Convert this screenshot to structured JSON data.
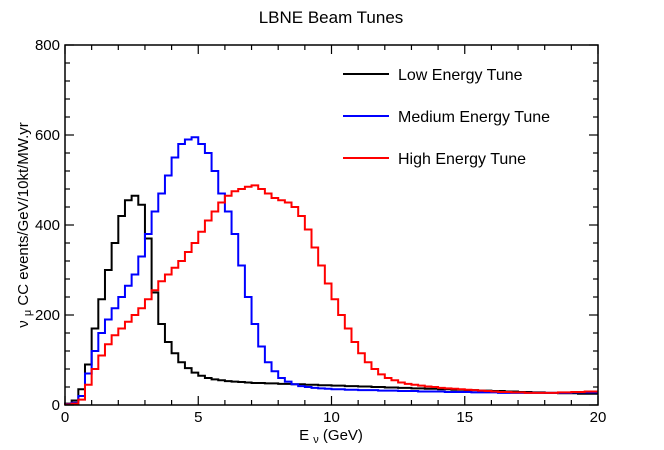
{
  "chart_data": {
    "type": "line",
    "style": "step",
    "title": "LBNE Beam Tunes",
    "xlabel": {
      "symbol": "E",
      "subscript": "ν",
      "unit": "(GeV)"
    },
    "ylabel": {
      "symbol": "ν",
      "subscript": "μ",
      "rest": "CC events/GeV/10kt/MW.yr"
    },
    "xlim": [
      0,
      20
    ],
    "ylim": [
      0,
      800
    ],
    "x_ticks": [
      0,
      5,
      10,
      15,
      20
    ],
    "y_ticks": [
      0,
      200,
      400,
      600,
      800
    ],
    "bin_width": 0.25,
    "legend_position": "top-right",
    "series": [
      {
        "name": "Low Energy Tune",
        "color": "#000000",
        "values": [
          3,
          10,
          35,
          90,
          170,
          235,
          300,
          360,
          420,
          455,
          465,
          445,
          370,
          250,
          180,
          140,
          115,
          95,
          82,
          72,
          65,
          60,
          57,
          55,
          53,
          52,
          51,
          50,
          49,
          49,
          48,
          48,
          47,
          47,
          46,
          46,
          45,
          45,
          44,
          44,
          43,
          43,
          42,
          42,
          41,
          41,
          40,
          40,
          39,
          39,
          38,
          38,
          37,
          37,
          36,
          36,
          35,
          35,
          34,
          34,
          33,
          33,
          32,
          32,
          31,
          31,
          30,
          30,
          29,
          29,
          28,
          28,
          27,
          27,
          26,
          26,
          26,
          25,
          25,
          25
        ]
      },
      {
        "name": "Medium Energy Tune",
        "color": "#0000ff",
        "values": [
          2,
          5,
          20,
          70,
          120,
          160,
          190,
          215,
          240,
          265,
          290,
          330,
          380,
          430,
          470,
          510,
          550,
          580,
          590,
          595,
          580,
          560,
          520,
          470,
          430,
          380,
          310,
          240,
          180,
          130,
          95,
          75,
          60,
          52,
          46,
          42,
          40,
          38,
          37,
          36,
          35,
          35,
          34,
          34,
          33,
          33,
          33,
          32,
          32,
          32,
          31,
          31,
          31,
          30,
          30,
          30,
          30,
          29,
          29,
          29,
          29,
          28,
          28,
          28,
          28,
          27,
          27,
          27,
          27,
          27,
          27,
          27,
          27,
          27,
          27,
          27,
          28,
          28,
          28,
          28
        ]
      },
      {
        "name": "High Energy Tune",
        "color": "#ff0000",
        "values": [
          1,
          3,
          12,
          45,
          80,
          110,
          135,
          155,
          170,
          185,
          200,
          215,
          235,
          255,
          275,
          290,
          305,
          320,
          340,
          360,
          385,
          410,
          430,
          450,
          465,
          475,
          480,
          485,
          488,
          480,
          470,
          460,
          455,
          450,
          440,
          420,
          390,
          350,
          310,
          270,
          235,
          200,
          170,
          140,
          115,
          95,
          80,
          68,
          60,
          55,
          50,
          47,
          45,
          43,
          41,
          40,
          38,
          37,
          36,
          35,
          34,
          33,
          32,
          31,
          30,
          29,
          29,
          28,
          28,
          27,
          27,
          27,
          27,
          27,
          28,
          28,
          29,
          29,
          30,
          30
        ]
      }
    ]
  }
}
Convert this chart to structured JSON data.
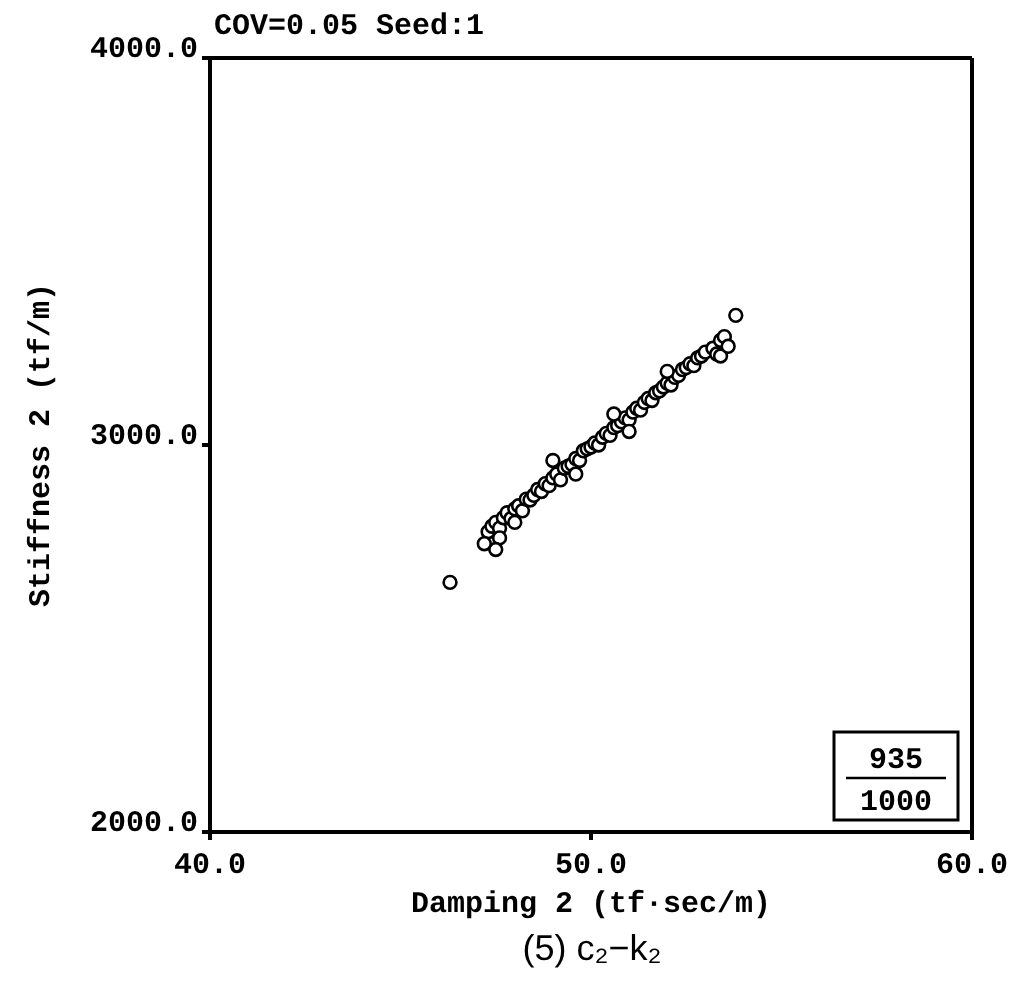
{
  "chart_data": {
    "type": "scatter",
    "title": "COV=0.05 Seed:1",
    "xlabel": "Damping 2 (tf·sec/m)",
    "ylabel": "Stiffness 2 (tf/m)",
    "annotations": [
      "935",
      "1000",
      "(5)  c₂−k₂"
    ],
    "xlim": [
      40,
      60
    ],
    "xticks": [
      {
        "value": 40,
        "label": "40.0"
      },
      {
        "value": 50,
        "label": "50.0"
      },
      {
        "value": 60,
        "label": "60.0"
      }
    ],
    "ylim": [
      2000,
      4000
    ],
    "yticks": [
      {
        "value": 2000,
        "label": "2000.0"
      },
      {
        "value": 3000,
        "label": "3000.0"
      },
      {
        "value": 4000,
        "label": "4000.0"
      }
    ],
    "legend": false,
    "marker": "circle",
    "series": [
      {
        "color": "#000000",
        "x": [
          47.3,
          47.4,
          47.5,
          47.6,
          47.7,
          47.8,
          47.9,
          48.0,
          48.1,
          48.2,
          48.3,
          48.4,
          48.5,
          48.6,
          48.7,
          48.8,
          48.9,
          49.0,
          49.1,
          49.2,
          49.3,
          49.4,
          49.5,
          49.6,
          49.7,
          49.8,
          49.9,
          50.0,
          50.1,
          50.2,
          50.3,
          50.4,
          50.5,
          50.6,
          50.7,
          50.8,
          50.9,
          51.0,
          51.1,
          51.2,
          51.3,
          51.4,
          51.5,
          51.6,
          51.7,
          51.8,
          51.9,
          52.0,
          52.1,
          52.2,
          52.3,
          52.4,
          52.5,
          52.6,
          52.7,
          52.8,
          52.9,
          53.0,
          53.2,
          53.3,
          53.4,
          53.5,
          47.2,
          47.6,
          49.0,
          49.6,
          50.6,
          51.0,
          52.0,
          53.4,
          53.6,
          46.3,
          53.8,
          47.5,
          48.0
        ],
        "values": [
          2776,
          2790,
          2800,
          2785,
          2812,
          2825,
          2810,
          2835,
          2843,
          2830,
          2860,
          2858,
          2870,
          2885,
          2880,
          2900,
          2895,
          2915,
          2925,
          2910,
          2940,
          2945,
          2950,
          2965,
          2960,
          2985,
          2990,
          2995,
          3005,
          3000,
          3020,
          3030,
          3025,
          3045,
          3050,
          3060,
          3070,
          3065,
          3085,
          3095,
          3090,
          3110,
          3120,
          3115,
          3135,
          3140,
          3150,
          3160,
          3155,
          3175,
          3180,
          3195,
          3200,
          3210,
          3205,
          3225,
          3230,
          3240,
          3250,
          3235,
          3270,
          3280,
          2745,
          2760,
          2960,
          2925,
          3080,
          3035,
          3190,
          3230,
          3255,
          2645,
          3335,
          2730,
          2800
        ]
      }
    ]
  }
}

+---+

• To be done:
Collect the lines of the data that carry the word "Energy".

• Written reply:
        "name": "Low Energy Tune",
        "name": "Medium Energy Tune",
        "name": "High Energy Tune",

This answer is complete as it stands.